**WHAT YOU NEED TO DO**
In the listing below, find the line containing "Give me a plain-text". Write out that line and every line after it to the end, exactly and only those.

**PROVIDED RECORDS**

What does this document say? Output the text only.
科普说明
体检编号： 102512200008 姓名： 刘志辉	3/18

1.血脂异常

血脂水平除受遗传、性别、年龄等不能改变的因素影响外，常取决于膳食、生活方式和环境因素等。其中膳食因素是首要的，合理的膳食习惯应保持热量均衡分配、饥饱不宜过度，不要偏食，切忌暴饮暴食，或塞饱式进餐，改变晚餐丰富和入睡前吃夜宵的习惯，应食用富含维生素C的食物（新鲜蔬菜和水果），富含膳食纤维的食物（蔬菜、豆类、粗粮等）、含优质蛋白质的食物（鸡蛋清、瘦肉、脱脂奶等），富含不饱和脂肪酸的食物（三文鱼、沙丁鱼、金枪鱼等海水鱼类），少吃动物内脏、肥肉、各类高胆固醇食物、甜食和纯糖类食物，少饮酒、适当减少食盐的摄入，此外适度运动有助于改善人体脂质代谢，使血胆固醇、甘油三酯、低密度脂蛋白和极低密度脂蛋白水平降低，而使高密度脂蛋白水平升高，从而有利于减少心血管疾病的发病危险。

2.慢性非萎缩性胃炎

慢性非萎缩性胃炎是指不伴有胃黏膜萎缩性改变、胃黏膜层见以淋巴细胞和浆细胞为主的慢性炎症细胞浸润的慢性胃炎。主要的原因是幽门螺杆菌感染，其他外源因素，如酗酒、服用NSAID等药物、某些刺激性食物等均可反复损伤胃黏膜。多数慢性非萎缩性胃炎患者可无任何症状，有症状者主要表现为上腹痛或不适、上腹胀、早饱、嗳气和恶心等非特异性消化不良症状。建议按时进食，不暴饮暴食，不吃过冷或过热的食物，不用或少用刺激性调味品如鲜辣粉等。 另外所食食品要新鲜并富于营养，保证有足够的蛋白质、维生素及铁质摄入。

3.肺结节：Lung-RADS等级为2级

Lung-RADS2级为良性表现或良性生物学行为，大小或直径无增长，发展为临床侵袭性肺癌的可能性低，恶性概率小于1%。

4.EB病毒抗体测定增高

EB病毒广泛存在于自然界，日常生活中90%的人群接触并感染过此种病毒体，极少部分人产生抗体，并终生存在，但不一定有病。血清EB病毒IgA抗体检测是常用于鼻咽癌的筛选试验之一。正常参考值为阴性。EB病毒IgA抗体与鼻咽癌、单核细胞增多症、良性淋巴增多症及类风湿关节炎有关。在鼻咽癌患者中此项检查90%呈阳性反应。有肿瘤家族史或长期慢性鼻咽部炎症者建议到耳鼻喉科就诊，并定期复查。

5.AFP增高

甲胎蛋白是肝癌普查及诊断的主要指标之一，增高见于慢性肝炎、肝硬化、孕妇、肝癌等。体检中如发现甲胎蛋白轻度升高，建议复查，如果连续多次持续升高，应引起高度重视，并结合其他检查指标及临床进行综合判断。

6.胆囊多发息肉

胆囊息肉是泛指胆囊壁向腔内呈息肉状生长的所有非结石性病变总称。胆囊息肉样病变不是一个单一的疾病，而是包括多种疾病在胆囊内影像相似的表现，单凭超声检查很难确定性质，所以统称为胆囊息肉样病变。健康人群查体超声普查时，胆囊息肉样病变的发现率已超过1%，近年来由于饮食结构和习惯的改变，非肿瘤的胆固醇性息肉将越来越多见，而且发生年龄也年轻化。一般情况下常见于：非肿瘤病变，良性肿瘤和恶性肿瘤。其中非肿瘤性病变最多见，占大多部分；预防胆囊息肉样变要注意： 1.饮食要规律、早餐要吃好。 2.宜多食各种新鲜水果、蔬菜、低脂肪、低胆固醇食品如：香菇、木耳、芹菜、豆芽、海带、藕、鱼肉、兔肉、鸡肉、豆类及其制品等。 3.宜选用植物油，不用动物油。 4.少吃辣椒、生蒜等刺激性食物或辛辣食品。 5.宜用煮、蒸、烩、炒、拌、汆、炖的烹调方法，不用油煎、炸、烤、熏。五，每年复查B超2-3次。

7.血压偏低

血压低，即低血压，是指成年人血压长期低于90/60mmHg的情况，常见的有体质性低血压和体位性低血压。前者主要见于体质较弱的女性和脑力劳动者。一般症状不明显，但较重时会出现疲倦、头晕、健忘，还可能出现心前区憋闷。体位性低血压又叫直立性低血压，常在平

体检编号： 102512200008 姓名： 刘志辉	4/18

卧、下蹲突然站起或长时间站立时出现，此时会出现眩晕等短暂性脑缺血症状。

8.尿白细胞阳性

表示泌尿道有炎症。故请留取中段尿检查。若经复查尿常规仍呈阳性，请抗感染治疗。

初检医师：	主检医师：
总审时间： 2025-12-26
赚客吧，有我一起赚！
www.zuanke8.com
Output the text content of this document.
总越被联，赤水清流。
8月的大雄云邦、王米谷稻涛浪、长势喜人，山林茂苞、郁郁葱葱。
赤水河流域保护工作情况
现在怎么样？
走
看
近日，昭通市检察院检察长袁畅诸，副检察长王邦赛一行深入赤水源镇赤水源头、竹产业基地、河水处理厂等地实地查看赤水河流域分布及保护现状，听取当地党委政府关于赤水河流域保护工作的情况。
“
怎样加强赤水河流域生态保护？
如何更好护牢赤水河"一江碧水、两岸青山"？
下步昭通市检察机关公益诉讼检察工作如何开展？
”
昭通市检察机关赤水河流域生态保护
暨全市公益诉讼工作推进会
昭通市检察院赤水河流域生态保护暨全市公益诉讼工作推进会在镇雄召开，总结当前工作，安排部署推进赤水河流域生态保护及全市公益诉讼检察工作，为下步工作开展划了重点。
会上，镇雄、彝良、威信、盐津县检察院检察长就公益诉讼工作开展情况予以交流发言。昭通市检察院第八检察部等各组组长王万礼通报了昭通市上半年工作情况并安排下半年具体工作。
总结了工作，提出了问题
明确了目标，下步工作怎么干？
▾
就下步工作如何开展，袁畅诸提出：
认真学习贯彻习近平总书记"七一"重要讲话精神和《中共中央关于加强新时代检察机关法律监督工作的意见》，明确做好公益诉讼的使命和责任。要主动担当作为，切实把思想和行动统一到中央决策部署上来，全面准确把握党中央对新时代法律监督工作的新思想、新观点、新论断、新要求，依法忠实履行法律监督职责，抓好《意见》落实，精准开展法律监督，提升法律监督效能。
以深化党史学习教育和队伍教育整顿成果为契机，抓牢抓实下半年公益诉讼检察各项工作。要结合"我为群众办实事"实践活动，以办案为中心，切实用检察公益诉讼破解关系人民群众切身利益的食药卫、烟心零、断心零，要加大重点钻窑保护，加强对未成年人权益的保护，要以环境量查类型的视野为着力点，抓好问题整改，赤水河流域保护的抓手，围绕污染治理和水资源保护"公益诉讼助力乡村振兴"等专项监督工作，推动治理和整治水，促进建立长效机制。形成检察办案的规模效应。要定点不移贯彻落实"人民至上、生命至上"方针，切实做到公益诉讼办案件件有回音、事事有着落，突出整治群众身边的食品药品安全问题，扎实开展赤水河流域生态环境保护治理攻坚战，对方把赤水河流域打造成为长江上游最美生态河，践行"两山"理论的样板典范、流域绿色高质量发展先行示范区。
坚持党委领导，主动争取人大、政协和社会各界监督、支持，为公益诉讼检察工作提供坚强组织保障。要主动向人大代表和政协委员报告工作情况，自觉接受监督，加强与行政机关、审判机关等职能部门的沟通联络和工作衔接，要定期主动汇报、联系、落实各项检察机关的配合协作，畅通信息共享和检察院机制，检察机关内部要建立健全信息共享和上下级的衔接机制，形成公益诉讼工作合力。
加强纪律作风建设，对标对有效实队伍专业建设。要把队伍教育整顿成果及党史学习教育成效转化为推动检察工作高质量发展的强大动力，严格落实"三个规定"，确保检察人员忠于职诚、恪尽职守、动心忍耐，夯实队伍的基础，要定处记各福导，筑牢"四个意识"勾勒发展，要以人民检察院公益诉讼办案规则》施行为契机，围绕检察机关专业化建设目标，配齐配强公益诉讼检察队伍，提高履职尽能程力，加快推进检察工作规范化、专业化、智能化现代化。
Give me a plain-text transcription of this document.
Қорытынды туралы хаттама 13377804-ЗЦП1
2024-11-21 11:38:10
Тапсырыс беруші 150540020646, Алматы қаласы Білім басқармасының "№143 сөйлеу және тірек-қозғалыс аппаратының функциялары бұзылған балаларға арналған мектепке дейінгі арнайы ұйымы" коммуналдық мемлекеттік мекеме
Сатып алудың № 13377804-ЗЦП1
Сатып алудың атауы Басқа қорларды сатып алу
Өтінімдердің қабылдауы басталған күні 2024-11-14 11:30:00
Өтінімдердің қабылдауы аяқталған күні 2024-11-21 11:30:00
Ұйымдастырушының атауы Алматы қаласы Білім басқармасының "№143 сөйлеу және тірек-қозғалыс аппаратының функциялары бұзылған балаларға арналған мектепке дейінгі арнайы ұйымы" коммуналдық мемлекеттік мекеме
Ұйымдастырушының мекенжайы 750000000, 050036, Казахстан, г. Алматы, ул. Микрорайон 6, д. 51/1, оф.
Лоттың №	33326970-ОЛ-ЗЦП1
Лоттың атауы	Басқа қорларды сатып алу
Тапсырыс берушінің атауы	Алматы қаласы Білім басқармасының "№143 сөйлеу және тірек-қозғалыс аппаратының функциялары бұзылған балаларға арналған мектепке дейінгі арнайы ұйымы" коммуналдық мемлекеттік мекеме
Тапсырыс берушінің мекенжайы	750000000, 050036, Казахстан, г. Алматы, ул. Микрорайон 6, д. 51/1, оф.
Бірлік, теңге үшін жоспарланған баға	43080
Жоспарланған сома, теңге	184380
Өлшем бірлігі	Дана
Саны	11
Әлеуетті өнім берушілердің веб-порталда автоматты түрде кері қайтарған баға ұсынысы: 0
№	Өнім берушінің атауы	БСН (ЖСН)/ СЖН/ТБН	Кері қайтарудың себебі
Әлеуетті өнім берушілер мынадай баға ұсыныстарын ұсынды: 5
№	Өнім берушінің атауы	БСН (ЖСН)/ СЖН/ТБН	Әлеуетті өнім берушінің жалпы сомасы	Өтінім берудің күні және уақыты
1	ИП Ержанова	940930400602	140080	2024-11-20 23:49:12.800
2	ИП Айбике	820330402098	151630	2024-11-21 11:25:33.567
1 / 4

**WORKED ANSWER**
Give me a plain-text transcription of this document.
Қорытынды туралы хаттама 13377804-ЗЦП1
2024-11-21 11:38:10
Тапсырыс беруші 150540020646, Алматы қаласы Білім басқармасының "№143 сөйлеу және тірек-қозғалыс аппаратының функциялары бұзылған балаларға арналған мектепке дейінгі арнайы ұйымы" коммуналдық мемлекеттік мекеме
Сатып алудың № 13377804-ЗЦП1
Сатып алудың атауы Басқа қорларды сатып алу
Өтінімдердің қабылдауы басталған күні 2024-11-14 11:30:00
Өтінімдердің қабылдауы аяқталған күні 2024-11-21 11:30:00
Ұйымдастырушының атауы Алматы қаласы Білім басқармасының "№143 сөйлеу және тірек-қозғалыс аппаратының функциялары бұзылған балаларға арналған мектепке дейінгі арнайы ұйымы" коммуналдық мемлекеттік мекеме
Ұйымдастырушының мекенжайы 750000000, 050036, Казахстан, г. Алматы, ул. Микрорайон 6, д. 51/1, оф.
Лоттың №	33326970-ОЛ-ЗЦП1
Лоттың атауы	Басқа қорларды сатып алу
Тапсырыс берушінің атауы	Алматы қаласы Білім басқармасының "№143 сөйлеу және тірек-қозғалыс аппаратының функциялары бұзылған балаларға арналған мектепке дейінгі арнайы ұйымы" коммуналдық мемлекеттік мекеме
Тапсырыс берушінің мекенжайы	750000000, 050036, Казахстан, г. Алматы, ул. Микрорайон 6, д. 51/1, оф.
Бірлік, теңге үшін жоспарланған баға	43080
Жоспарланған сома, теңге	184380
Өлшем бірлігі	Дана
Саны	11
Әлеуетті өнім берушілердің веб-порталда автоматты түрде кері қайтарған баға ұсынысы: 0
№	Өнім берушінің атауы	БСН (ЖСН)/ СЖН/ТБН	Кері қайтарудың себебі
Әлеуетті өнім берушілер мынадай баға ұсыныстарын ұсынды: 5
№	Өнім берушінің атауы	БСН (ЖСН)/ СЖН/ТБН	Әлеуетті өнім берушінің жалпы сомасы	Өтінім берудің күні және уақыты
1	ИП Ержанова	940930400602	140080	2024-11-20 23:49:12.800
2	ИП Айбике	820330402098	151630	2024-11-21 11:25:33.567
1 / 4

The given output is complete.